INSTRUCTIONS FOR THE TASK: Identify all lines in the data containing the string "driver". Copy them out.

───── DATA TO USE

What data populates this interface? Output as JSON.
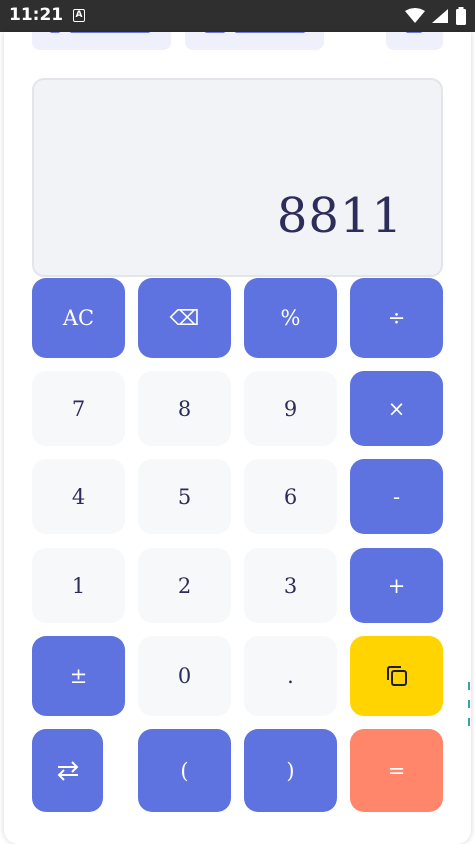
{
  "status_bar": {
    "time": "11:21",
    "notification_glyph": "A"
  },
  "display": {
    "value": "8811"
  },
  "keys": {
    "row1": [
      "AC",
      "⌫",
      "%",
      "÷"
    ],
    "row2": [
      "7",
      "8",
      "9",
      "×"
    ],
    "row3": [
      "4",
      "5",
      "6",
      "-"
    ],
    "row4": [
      "1",
      "2",
      "3",
      "+"
    ],
    "row5": [
      "±",
      "0",
      "."
    ],
    "row6": [
      "(",
      ")",
      "="
    ]
  },
  "icons": {
    "copy": "copy-icon",
    "swap": "swap-arrows-icon",
    "wifi": "wifi-icon",
    "signal": "signal-icon",
    "battery": "battery-icon"
  },
  "colors": {
    "operator": "#5f73e0",
    "number": "#f7f8f9",
    "copy": "#ffd400",
    "equals": "#ff866a",
    "display_bg": "#f2f3f7",
    "text": "#2c2d5a"
  }
}
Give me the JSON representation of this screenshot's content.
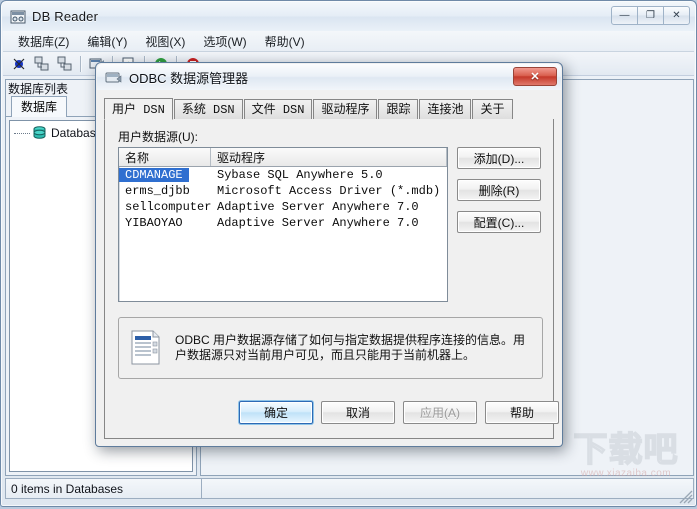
{
  "app": {
    "title": "DB Reader",
    "icon": "app-db-icon",
    "window_buttons": [
      {
        "name": "minimize",
        "glyph": "—"
      },
      {
        "name": "maximize",
        "glyph": "❐"
      },
      {
        "name": "close",
        "glyph": "✕"
      }
    ],
    "menu": [
      {
        "label": "数据库(Z)",
        "text": "数据库",
        "key": "Z"
      },
      {
        "label": "编辑(Y)",
        "text": "编辑",
        "key": "Y"
      },
      {
        "label": "视图(X)",
        "text": "视图",
        "key": "X"
      },
      {
        "label": "选项(W)",
        "text": "选项",
        "key": "W"
      },
      {
        "label": "帮助(V)",
        "text": "帮助",
        "key": "V"
      }
    ],
    "toolbar": [
      {
        "name": "connect-icon"
      },
      {
        "name": "server-icon"
      },
      {
        "name": "server-alt-icon"
      },
      {
        "name": "separator"
      },
      {
        "name": "query-icon"
      },
      {
        "name": "separator"
      },
      {
        "name": "export-icon"
      },
      {
        "name": "separator"
      },
      {
        "name": "run-icon"
      },
      {
        "name": "separator"
      },
      {
        "name": "stop-icon"
      }
    ],
    "left_panel": {
      "header": "数据库列表",
      "tab": "数据库",
      "tree_node": "Databases"
    },
    "status": {
      "text": "0 items in Databases"
    },
    "watermark": {
      "text": "下载吧",
      "url": "www.xiazaiba.com"
    }
  },
  "dialog": {
    "title": "ODBC 数据源管理器",
    "icon": "odbc-icon",
    "close_glyph": "✕",
    "tabs": [
      {
        "label": "用户 DSN",
        "active": true
      },
      {
        "label": "系统 DSN",
        "active": false
      },
      {
        "label": "文件 DSN",
        "active": false
      },
      {
        "label": "驱动程序",
        "active": false
      },
      {
        "label": "跟踪",
        "active": false
      },
      {
        "label": "连接池",
        "active": false
      },
      {
        "label": "关于",
        "active": false
      }
    ],
    "source_label": "用户数据源(U):",
    "list": {
      "columns": [
        "名称",
        "驱动程序"
      ],
      "rows": [
        {
          "name": "CDMANAGE",
          "driver": "Sybase SQL Anywhere 5.0",
          "selected": true
        },
        {
          "name": "erms_djbb",
          "driver": "Microsoft Access Driver (*.mdb)",
          "selected": false
        },
        {
          "name": "sellcomputer",
          "driver": "Adaptive Server Anywhere 7.0",
          "selected": false
        },
        {
          "name": "YIBAOYAO",
          "driver": "Adaptive Server Anywhere 7.0",
          "selected": false
        }
      ],
      "selection_color": "#2f6fd0"
    },
    "side_buttons": [
      {
        "label": "添加(D)...",
        "name": "add-button"
      },
      {
        "label": "删除(R)",
        "name": "remove-button"
      },
      {
        "label": "配置(C)...",
        "name": "configure-button"
      }
    ],
    "description": {
      "icon": "data-source-icon",
      "text": "ODBC 用户数据源存储了如何与指定数据提供程序连接的信息。用户数据源只对当前用户可见，而且只能用于当前机器上。"
    },
    "footer_buttons": [
      {
        "label": "确定",
        "name": "ok-button",
        "style": "default"
      },
      {
        "label": "取消",
        "name": "cancel-button",
        "style": "normal"
      },
      {
        "label": "应用(A)",
        "name": "apply-button",
        "style": "disabled"
      },
      {
        "label": "帮助",
        "name": "help-button",
        "style": "normal"
      }
    ]
  }
}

──────────

WRITTEN ANSWER:
          "driver": "Sybase SQL Anywhere 5.0",
          "driver": "Microsoft Access Driver (*.mdb)",
          "driver": "Adaptive Server Anywhere 7.0",
          "driver": "Adaptive Server Anywhere 7.0",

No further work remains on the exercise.